Locate each line with the string "Differential" in the listing below and copy it.

= Input for this task =
>> start

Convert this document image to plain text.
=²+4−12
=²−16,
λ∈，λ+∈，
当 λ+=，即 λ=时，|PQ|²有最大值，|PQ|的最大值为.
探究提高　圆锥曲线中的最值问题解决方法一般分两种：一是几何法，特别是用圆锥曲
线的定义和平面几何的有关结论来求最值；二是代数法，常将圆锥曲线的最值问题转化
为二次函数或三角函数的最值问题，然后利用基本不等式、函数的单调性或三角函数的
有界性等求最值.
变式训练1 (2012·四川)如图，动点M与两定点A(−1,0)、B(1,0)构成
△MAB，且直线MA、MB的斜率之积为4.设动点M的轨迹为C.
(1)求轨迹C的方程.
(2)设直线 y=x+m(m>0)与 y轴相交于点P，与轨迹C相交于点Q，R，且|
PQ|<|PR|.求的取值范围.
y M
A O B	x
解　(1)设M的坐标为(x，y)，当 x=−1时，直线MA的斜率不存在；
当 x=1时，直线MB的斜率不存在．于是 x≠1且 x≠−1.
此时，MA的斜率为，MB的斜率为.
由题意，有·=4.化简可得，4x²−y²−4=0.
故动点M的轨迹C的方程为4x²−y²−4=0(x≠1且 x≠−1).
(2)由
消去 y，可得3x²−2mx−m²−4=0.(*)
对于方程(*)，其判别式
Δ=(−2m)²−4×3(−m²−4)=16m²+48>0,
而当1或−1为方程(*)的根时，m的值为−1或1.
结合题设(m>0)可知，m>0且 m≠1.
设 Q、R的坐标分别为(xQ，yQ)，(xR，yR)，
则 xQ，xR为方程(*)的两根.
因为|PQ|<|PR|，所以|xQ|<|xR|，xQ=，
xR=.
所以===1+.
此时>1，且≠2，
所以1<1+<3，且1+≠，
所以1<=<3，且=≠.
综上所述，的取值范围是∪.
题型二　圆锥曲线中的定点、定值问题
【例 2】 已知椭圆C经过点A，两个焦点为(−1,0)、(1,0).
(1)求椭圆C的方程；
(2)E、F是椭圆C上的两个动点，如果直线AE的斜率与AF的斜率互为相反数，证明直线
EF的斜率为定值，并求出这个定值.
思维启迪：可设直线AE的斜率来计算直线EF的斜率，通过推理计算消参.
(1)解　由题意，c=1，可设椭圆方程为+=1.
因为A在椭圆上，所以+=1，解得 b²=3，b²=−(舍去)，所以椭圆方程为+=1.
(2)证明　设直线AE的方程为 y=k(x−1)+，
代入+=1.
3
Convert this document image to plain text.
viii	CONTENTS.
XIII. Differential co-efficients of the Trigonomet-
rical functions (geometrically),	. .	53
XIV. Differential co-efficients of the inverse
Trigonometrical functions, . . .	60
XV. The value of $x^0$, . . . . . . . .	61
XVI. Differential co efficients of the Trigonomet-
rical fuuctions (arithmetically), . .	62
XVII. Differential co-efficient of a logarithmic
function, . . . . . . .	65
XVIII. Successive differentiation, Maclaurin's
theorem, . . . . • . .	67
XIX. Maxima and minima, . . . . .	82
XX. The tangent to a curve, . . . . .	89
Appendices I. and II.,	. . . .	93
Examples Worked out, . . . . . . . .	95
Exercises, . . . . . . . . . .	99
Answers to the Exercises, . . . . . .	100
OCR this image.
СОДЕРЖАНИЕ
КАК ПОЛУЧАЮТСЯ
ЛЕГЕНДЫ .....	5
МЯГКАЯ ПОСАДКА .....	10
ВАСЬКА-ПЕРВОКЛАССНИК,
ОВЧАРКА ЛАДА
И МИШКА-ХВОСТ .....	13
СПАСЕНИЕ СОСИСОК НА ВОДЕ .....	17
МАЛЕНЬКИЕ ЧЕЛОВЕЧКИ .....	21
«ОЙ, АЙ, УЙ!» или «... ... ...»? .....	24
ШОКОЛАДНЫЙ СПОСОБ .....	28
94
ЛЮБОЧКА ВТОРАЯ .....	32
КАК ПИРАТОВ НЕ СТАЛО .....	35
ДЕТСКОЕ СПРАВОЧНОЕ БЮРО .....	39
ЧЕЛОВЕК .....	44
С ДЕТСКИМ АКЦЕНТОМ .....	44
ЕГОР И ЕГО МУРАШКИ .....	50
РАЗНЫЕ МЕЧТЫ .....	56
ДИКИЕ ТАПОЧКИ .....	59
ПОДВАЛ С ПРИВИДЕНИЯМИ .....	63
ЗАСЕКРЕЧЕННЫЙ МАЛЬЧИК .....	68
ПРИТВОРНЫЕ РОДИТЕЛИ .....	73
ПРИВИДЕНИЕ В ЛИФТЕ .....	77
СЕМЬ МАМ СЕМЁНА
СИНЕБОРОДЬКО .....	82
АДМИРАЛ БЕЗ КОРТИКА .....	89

>> end

= Full solution =
XIII. Differential co-efficients of the Trigonomet-
XIV. Differential co-efficients of the inverse
XVI. Differential co efficients of the Trigonomet-
XVII. Differential co-efficient of a logarithmic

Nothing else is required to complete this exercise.